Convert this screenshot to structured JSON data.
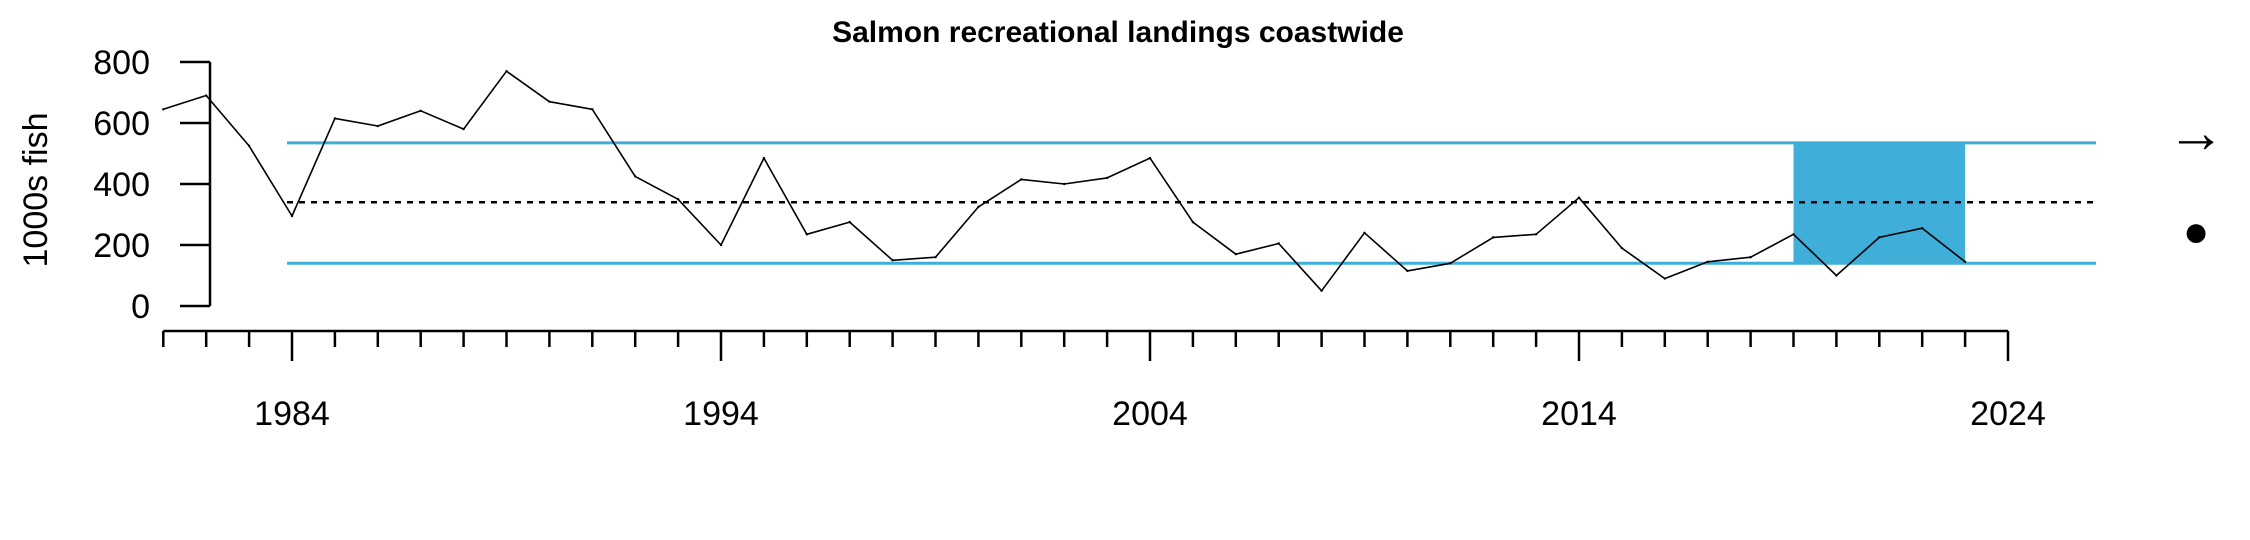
{
  "chart_data": {
    "type": "line",
    "title": "Salmon recreational landings coastwide",
    "ylabel": "1000s fish",
    "xlabel": "",
    "xlim": [
      1981,
      2024
    ],
    "ylim": [
      0,
      800
    ],
    "y_ticks": [
      0,
      200,
      400,
      600,
      800
    ],
    "x_tick_labels": [
      1984,
      1994,
      2004,
      2014,
      2024
    ],
    "x_minor_ticks": [
      1981,
      1982,
      1983,
      1984,
      1985,
      1986,
      1987,
      1988,
      1989,
      1990,
      1991,
      1992,
      1993,
      1994,
      1995,
      1996,
      1997,
      1998,
      1999,
      2000,
      2001,
      2002,
      2003,
      2004,
      2005,
      2006,
      2007,
      2008,
      2009,
      2010,
      2011,
      2012,
      2013,
      2014,
      2015,
      2016,
      2017,
      2018,
      2019,
      2020,
      2021,
      2022,
      2023,
      2024
    ],
    "x": [
      1981,
      1982,
      1983,
      1984,
      1985,
      1986,
      1987,
      1988,
      1989,
      1990,
      1991,
      1992,
      1993,
      1994,
      1995,
      1996,
      1997,
      1998,
      1999,
      2000,
      2001,
      2002,
      2003,
      2004,
      2005,
      2006,
      2007,
      2008,
      2009,
      2010,
      2011,
      2012,
      2013,
      2014,
      2015,
      2016,
      2017,
      2018,
      2019,
      2020,
      2021,
      2022,
      2023
    ],
    "series": [
      {
        "values": [
          645,
          690,
          525,
          295,
          615,
          590,
          640,
          580,
          770,
          670,
          645,
          425,
          350,
          200,
          485,
          235,
          275,
          150,
          160,
          325,
          415,
          400,
          420,
          485,
          275,
          170,
          205,
          50,
          240,
          115,
          140,
          225,
          235,
          355,
          190,
          90,
          145,
          160,
          235,
          100,
          225,
          255,
          145
        ],
        "color": "#000000"
      }
    ],
    "mean": 340,
    "upper_sd": 535,
    "lower_sd": 140,
    "recent_start": 2019,
    "recent_end": 2023,
    "band_color": "#3FAED8",
    "line_color": "#3FAED8",
    "trend_symbol": "→",
    "mean_status_symbol": "●"
  }
}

Work to complete =
Repeat each entry exactly as given; no pictures belong in the copy.

Exercise solution =
Convert this screenshot to structured JSON data.
{
  "chart_data": {
    "type": "line",
    "title": "Salmon recreational landings coastwide",
    "ylabel": "1000s fish",
    "xlabel": "",
    "xlim": [
      1981,
      2024
    ],
    "ylim": [
      0,
      800
    ],
    "y_ticks": [
      0,
      200,
      400,
      600,
      800
    ],
    "x_tick_labels": [
      1984,
      1994,
      2004,
      2014,
      2024
    ],
    "x_minor_ticks": [
      1981,
      1982,
      1983,
      1984,
      1985,
      1986,
      1987,
      1988,
      1989,
      1990,
      1991,
      1992,
      1993,
      1994,
      1995,
      1996,
      1997,
      1998,
      1999,
      2000,
      2001,
      2002,
      2003,
      2004,
      2005,
      2006,
      2007,
      2008,
      2009,
      2010,
      2011,
      2012,
      2013,
      2014,
      2015,
      2016,
      2017,
      2018,
      2019,
      2020,
      2021,
      2022,
      2023,
      2024
    ],
    "x": [
      1981,
      1982,
      1983,
      1984,
      1985,
      1986,
      1987,
      1988,
      1989,
      1990,
      1991,
      1992,
      1993,
      1994,
      1995,
      1996,
      1997,
      1998,
      1999,
      2000,
      2001,
      2002,
      2003,
      2004,
      2005,
      2006,
      2007,
      2008,
      2009,
      2010,
      2011,
      2012,
      2013,
      2014,
      2015,
      2016,
      2017,
      2018,
      2019,
      2020,
      2021,
      2022,
      2023
    ],
    "series": [
      {
        "values": [
          645,
          690,
          525,
          295,
          615,
          590,
          640,
          580,
          770,
          670,
          645,
          425,
          350,
          200,
          485,
          235,
          275,
          150,
          160,
          325,
          415,
          400,
          420,
          485,
          275,
          170,
          205,
          50,
          240,
          115,
          140,
          225,
          235,
          355,
          190,
          90,
          145,
          160,
          235,
          100,
          225,
          255,
          145
        ],
        "color": "#000000"
      }
    ],
    "mean": 340,
    "upper_sd": 535,
    "lower_sd": 140,
    "recent_start": 2019,
    "recent_end": 2023,
    "band_color": "#3FAED8",
    "line_color": "#3FAED8",
    "trend_symbol": "→",
    "mean_status_symbol": "●"
  }
}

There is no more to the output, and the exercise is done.